### INSTRUCTION
Reproduce all of the data that follows, character for character.

----- THE DATA

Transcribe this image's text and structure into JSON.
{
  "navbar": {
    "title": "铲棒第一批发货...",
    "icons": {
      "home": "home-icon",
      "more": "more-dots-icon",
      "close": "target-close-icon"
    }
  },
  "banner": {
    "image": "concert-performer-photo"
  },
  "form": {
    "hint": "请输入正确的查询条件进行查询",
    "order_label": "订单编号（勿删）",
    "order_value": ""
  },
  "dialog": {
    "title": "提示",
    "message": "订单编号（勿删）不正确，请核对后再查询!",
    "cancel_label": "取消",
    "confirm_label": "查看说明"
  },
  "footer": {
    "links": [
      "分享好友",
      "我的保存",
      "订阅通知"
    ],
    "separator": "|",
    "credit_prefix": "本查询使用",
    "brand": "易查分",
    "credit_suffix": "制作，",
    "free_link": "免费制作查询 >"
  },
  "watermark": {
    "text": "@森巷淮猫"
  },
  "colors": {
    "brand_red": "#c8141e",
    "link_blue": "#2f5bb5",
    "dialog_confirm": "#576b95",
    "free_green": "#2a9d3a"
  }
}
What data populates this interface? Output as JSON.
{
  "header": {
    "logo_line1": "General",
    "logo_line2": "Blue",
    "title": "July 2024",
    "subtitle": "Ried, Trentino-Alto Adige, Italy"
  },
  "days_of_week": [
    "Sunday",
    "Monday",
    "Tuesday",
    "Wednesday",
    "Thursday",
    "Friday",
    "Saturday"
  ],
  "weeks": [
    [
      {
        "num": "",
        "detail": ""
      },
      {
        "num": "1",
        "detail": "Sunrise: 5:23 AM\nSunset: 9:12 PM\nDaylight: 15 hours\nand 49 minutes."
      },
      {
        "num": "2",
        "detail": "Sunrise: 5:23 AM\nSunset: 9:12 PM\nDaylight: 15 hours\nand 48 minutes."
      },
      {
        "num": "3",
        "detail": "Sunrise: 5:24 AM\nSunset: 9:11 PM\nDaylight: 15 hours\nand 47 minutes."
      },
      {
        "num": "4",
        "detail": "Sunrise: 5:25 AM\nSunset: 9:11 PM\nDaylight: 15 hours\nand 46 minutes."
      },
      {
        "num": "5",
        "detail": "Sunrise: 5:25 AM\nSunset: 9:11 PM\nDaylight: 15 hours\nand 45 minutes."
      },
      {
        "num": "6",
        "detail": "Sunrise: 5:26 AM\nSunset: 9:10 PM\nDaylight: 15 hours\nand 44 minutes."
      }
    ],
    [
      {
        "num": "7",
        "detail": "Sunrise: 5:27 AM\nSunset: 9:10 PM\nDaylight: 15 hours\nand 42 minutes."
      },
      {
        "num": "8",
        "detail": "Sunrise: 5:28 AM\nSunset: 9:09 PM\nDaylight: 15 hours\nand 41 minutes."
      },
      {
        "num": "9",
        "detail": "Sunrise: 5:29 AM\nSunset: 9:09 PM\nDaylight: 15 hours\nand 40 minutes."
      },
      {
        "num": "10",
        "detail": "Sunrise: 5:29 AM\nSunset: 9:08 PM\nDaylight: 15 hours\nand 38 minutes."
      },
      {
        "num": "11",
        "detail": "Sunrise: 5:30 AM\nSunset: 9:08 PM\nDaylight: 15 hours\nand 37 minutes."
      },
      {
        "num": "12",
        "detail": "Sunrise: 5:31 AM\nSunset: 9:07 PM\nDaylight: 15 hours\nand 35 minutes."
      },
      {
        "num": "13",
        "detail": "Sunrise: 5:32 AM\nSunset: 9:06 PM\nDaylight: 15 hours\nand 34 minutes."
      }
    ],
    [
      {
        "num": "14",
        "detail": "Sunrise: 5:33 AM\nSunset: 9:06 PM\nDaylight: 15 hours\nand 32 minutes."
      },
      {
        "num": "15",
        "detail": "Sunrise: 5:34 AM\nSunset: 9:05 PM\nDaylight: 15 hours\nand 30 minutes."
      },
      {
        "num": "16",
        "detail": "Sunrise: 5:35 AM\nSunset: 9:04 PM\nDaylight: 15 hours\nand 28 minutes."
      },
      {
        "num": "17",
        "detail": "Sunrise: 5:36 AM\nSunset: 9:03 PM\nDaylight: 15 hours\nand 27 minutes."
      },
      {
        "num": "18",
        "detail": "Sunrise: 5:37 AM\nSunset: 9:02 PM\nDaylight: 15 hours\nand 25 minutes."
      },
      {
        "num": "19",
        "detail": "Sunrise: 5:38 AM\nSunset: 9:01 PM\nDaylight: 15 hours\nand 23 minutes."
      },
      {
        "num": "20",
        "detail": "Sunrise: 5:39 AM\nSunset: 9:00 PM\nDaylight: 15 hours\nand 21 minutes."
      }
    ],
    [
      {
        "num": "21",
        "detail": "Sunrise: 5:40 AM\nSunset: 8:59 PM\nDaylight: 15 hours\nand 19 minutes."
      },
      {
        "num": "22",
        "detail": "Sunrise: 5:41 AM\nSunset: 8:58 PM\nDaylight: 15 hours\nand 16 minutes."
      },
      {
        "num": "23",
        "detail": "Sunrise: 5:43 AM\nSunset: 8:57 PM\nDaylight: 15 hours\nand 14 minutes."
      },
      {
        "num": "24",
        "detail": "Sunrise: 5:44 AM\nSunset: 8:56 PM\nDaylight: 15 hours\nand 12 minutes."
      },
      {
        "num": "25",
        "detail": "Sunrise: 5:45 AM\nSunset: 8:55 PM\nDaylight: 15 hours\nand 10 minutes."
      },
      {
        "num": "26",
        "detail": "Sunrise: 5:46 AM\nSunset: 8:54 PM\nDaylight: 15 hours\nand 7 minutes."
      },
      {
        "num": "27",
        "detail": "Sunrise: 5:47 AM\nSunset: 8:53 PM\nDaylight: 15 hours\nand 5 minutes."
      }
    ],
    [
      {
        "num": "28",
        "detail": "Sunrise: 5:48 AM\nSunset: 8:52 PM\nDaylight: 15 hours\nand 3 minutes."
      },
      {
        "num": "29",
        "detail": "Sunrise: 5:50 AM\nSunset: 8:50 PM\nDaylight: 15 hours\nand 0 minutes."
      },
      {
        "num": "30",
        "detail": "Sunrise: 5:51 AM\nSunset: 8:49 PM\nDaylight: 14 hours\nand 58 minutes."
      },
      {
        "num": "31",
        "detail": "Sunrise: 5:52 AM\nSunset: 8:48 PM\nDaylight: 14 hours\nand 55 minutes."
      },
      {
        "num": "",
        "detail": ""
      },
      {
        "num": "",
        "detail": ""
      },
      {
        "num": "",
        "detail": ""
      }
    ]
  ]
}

----------

### RESULT OF THIS EXERCISE
Transcribe this image's text and structure into JSON.
{
  "navbar": {
    "title": "铲棒第一批发货...",
    "icons": {
      "home": "home-icon",
      "more": "more-dots-icon",
      "close": "target-close-icon"
    }
  },
  "banner": {
    "image": "concert-performer-photo"
  },
  "form": {
    "hint": "请输入正确的查询条件进行查询",
    "order_label": "订单编号（勿删）",
    "order_value": ""
  },
  "dialog": {
    "title": "提示",
    "message": "订单编号（勿删）不正确，请核对后再查询!",
    "cancel_label": "取消",
    "confirm_label": "查看说明"
  },
  "footer": {
    "links": [
      "分享好友",
      "我的保存",
      "订阅通知"
    ],
    "separator": "|",
    "credit_prefix": "本查询使用",
    "brand": "易查分",
    "credit_suffix": "制作，",
    "free_link": "免费制作查询 >"
  },
  "watermark": {
    "text": "@森巷淮猫"
  },
  "colors": {
    "brand_red": "#c8141e",
    "link_blue": "#2f5bb5",
    "dialog_confirm": "#576b95",
    "free_green": "#2a9d3a"
  }
}
What data populates this interface? Output as JSON.
{
  "header": {
    "logo_line1": "General",
    "logo_line2": "Blue",
    "title": "July 2024",
    "subtitle": "Ried, Trentino-Alto Adige, Italy"
  },
  "days_of_week": [
    "Sunday",
    "Monday",
    "Tuesday",
    "Wednesday",
    "Thursday",
    "Friday",
    "Saturday"
  ],
  "weeks": [
    [
      {
        "num": "",
        "detail": ""
      },
      {
        "num": "1",
        "detail": "Sunrise: 5:23 AM\nSunset: 9:12 PM\nDaylight: 15 hours\nand 49 minutes."
      },
      {
        "num": "2",
        "detail": "Sunrise: 5:23 AM\nSunset: 9:12 PM\nDaylight: 15 hours\nand 48 minutes."
      },
      {
        "num": "3",
        "detail": "Sunrise: 5:24 AM\nSunset: 9:11 PM\nDaylight: 15 hours\nand 47 minutes."
      },
      {
        "num": "4",
        "detail": "Sunrise: 5:25 AM\nSunset: 9:11 PM\nDaylight: 15 hours\nand 46 minutes."
      },
      {
        "num": "5",
        "detail": "Sunrise: 5:25 AM\nSunset: 9:11 PM\nDaylight: 15 hours\nand 45 minutes."
      },
      {
        "num": "6",
        "detail": "Sunrise: 5:26 AM\nSunset: 9:10 PM\nDaylight: 15 hours\nand 44 minutes."
      }
    ],
    [
      {
        "num": "7",
        "detail": "Sunrise: 5:27 AM\nSunset: 9:10 PM\nDaylight: 15 hours\nand 42 minutes."
      },
      {
        "num": "8",
        "detail": "Sunrise: 5:28 AM\nSunset: 9:09 PM\nDaylight: 15 hours\nand 41 minutes."
      },
      {
        "num": "9",
        "detail": "Sunrise: 5:29 AM\nSunset: 9:09 PM\nDaylight: 15 hours\nand 40 minutes."
      },
      {
        "num": "10",
        "detail": "Sunrise: 5:29 AM\nSunset: 9:08 PM\nDaylight: 15 hours\nand 38 minutes."
      },
      {
        "num": "11",
        "detail": "Sunrise: 5:30 AM\nSunset: 9:08 PM\nDaylight: 15 hours\nand 37 minutes."
      },
      {
        "num": "12",
        "detail": "Sunrise: 5:31 AM\nSunset: 9:07 PM\nDaylight: 15 hours\nand 35 minutes."
      },
      {
        "num": "13",
        "detail": "Sunrise: 5:32 AM\nSunset: 9:06 PM\nDaylight: 15 hours\nand 34 minutes."
      }
    ],
    [
      {
        "num": "14",
        "detail": "Sunrise: 5:33 AM\nSunset: 9:06 PM\nDaylight: 15 hours\nand 32 minutes."
      },
      {
        "num": "15",
        "detail": "Sunrise: 5:34 AM\nSunset: 9:05 PM\nDaylight: 15 hours\nand 30 minutes."
      },
      {
        "num": "16",
        "detail": "Sunrise: 5:35 AM\nSunset: 9:04 PM\nDaylight: 15 hours\nand 28 minutes."
      },
      {
        "num": "17",
        "detail": "Sunrise: 5:36 AM\nSunset: 9:03 PM\nDaylight: 15 hours\nand 27 minutes."
      },
      {
        "num": "18",
        "detail": "Sunrise: 5:37 AM\nSunset: 9:02 PM\nDaylight: 15 hours\nand 25 minutes."
      },
      {
        "num": "19",
        "detail": "Sunrise: 5:38 AM\nSunset: 9:01 PM\nDaylight: 15 hours\nand 23 minutes."
      },
      {
        "num": "20",
        "detail": "Sunrise: 5:39 AM\nSunset: 9:00 PM\nDaylight: 15 hours\nand 21 minutes."
      }
    ],
    [
      {
        "num": "21",
        "detail": "Sunrise: 5:40 AM\nSunset: 8:59 PM\nDaylight: 15 hours\nand 19 minutes."
      },
      {
        "num": "22",
        "detail": "Sunrise: 5:41 AM\nSunset: 8:58 PM\nDaylight: 15 hours\nand 16 minutes."
      },
      {
        "num": "23",
        "detail": "Sunrise: 5:43 AM\nSunset: 8:57 PM\nDaylight: 15 hours\nand 14 minutes."
      },
      {
        "num": "24",
        "detail": "Sunrise: 5:44 AM\nSunset: 8:56 PM\nDaylight: 15 hours\nand 12 minutes."
      },
      {
        "num": "25",
        "detail": "Sunrise: 5:45 AM\nSunset: 8:55 PM\nDaylight: 15 hours\nand 10 minutes."
      },
      {
        "num": "26",
        "detail": "Sunrise: 5:46 AM\nSunset: 8:54 PM\nDaylight: 15 hours\nand 7 minutes."
      },
      {
        "num": "27",
        "detail": "Sunrise: 5:47 AM\nSunset: 8:53 PM\nDaylight: 15 hours\nand 5 minutes."
      }
    ],
    [
      {
        "num": "28",
        "detail": "Sunrise: 5:48 AM\nSunset: 8:52 PM\nDaylight: 15 hours\nand 3 minutes."
      },
      {
        "num": "29",
        "detail": "Sunrise: 5:50 AM\nSunset: 8:50 PM\nDaylight: 15 hours\nand 0 minutes."
      },
      {
        "num": "30",
        "detail": "Sunrise: 5:51 AM\nSunset: 8:49 PM\nDaylight: 14 hours\nand 58 minutes."
      },
      {
        "num": "31",
        "detail": "Sunrise: 5:52 AM\nSunset: 8:48 PM\nDaylight: 14 hours\nand 55 minutes."
      },
      {
        "num": "",
        "detail": ""
      },
      {
        "num": "",
        "detail": ""
      },
      {
        "num": "",
        "detail": ""
      }
    ]
  ]
}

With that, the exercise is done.